>> START DATA SHOWN
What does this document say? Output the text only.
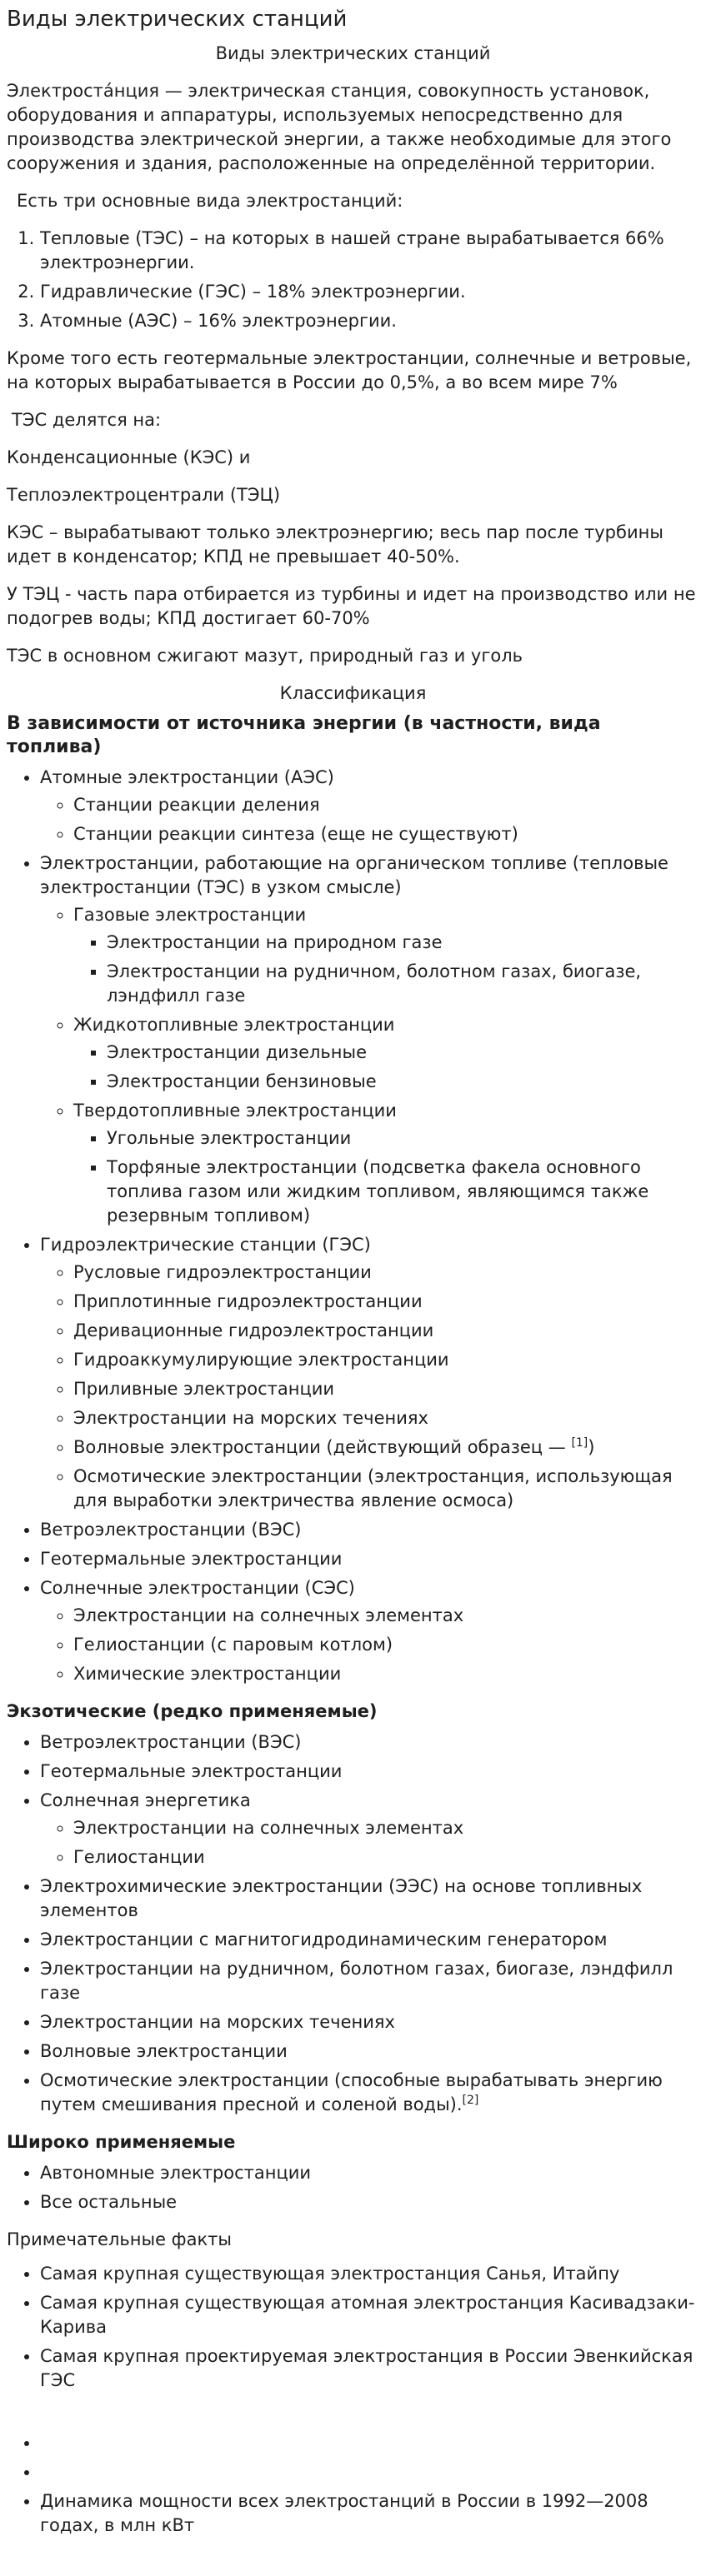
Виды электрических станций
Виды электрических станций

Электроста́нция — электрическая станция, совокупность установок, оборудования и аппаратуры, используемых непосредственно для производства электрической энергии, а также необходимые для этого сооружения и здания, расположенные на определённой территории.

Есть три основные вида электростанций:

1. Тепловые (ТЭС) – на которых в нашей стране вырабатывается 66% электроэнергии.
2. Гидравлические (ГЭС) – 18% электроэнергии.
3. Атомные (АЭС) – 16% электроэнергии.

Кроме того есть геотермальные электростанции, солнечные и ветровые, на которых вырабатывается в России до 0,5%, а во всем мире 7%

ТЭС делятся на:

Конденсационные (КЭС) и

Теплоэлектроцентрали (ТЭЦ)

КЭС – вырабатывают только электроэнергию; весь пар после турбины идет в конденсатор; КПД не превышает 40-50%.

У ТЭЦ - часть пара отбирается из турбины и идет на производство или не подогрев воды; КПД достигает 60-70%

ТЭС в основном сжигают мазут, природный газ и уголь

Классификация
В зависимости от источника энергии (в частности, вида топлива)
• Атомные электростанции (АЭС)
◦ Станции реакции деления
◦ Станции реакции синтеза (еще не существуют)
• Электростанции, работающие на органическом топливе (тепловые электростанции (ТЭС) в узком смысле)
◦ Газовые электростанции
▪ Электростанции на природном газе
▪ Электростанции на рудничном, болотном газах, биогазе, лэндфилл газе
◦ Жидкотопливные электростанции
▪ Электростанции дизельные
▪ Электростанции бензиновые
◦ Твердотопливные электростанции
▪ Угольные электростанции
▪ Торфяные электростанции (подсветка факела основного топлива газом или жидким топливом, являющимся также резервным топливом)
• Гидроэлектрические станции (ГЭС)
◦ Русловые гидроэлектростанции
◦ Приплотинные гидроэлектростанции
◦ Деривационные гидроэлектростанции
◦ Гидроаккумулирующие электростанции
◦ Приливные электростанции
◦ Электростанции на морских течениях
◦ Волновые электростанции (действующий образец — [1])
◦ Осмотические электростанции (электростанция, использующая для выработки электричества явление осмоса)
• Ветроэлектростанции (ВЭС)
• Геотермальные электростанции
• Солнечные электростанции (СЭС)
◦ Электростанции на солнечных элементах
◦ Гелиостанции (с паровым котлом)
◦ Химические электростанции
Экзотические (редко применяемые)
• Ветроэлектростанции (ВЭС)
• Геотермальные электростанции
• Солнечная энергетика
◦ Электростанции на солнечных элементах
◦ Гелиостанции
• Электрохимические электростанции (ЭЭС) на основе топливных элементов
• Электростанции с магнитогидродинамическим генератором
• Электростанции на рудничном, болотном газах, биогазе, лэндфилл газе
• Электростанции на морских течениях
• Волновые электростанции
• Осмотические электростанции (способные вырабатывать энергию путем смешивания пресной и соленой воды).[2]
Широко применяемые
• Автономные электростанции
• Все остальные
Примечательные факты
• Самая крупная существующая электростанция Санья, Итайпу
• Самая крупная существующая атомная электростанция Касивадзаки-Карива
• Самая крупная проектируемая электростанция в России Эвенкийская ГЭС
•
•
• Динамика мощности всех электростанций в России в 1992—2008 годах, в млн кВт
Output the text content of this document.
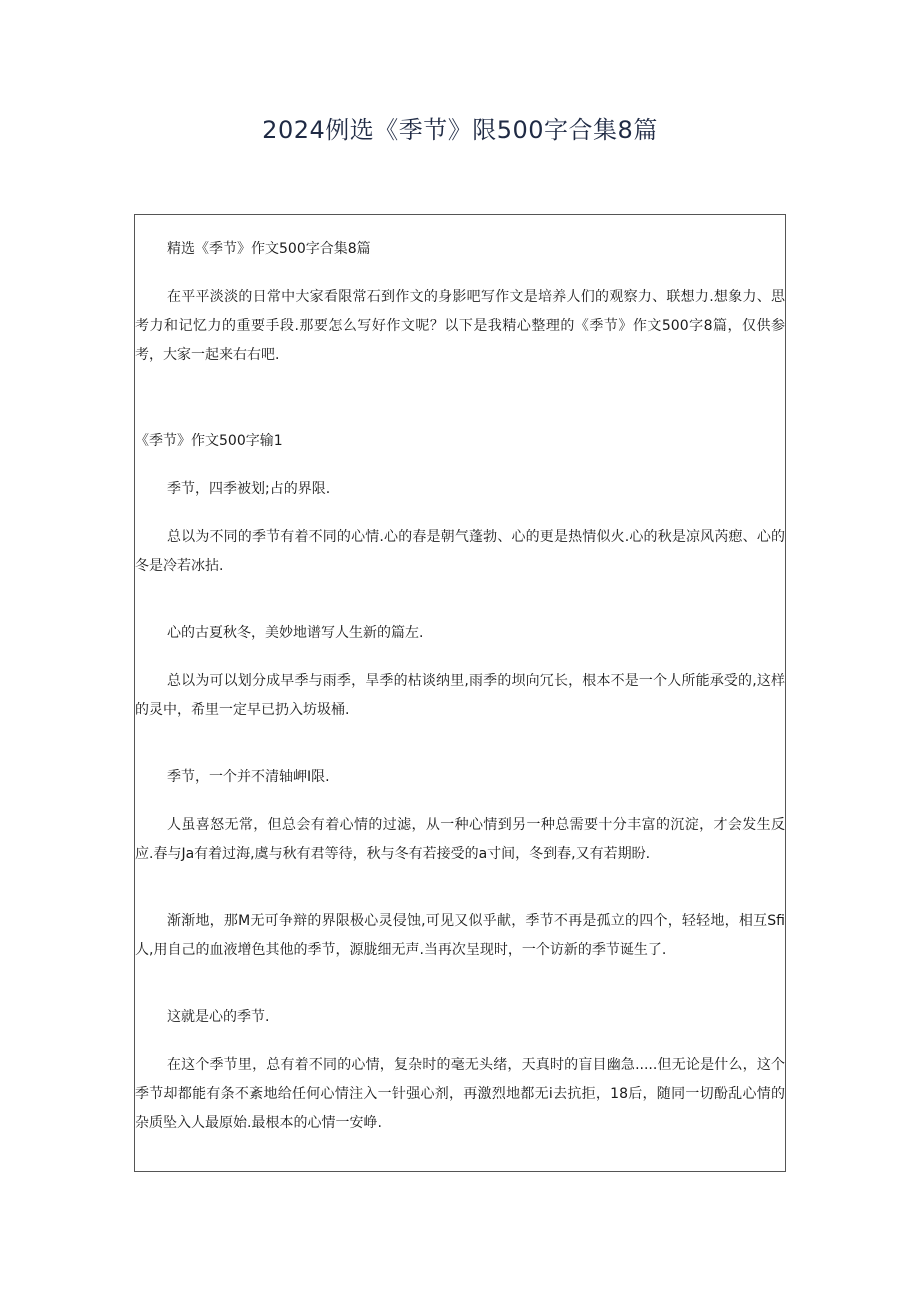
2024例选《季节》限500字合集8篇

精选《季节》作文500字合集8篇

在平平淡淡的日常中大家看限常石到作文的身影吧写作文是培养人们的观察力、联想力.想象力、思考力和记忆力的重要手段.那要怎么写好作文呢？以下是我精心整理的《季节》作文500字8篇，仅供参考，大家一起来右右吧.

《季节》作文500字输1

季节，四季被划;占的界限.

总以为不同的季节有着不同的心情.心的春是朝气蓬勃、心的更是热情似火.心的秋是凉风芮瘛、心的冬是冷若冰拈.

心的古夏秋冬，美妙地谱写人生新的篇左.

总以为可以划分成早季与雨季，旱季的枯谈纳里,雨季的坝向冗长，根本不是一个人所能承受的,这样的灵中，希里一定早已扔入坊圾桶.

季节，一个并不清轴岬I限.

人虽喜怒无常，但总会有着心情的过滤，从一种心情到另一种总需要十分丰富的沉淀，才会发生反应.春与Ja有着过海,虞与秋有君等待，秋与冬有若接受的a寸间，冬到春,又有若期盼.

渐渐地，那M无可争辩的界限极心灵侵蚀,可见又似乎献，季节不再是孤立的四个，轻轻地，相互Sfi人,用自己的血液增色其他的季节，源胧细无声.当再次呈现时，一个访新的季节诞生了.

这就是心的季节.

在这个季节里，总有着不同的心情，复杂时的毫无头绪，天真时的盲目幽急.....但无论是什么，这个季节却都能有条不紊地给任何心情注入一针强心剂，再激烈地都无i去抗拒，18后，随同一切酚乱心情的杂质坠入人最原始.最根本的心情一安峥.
>> END DATA SHOWN
_SET PROBLEM:_
Copy exactly, please, the lines that run from the line holding "Output the text content of this document." through the closing line of the material above, omitting every picture.

_EXERCISE ANSWER:_
Output the text content of this document.
2024例选《季节》限500字合集8篇

精选《季节》作文500字合集8篇

在平平淡淡的日常中大家看限常石到作文的身影吧写作文是培养人们的观察力、联想力.想象力、思考力和记忆力的重要手段.那要怎么写好作文呢？以下是我精心整理的《季节》作文500字8篇，仅供参考，大家一起来右右吧.

《季节》作文500字输1

季节，四季被划;占的界限.

总以为不同的季节有着不同的心情.心的春是朝气蓬勃、心的更是热情似火.心的秋是凉风芮瘛、心的冬是冷若冰拈.

心的古夏秋冬，美妙地谱写人生新的篇左.

总以为可以划分成早季与雨季，旱季的枯谈纳里,雨季的坝向冗长，根本不是一个人所能承受的,这样的灵中，希里一定早已扔入坊圾桶.

季节，一个并不清轴岬I限.

人虽喜怒无常，但总会有着心情的过滤，从一种心情到另一种总需要十分丰富的沉淀，才会发生反应.春与Ja有着过海,虞与秋有君等待，秋与冬有若接受的a寸间，冬到春,又有若期盼.

渐渐地，那M无可争辩的界限极心灵侵蚀,可见又似乎献，季节不再是孤立的四个，轻轻地，相互Sfi人,用自己的血液增色其他的季节，源胧细无声.当再次呈现时，一个访新的季节诞生了.

这就是心的季节.

在这个季节里，总有着不同的心情，复杂时的毫无头绪，天真时的盲目幽急.....但无论是什么，这个季节却都能有条不紊地给任何心情注入一针强心剂，再激烈地都无i去抗拒，18后，随同一切酚乱心情的杂质坠入人最原始.最根本的心情一安峥.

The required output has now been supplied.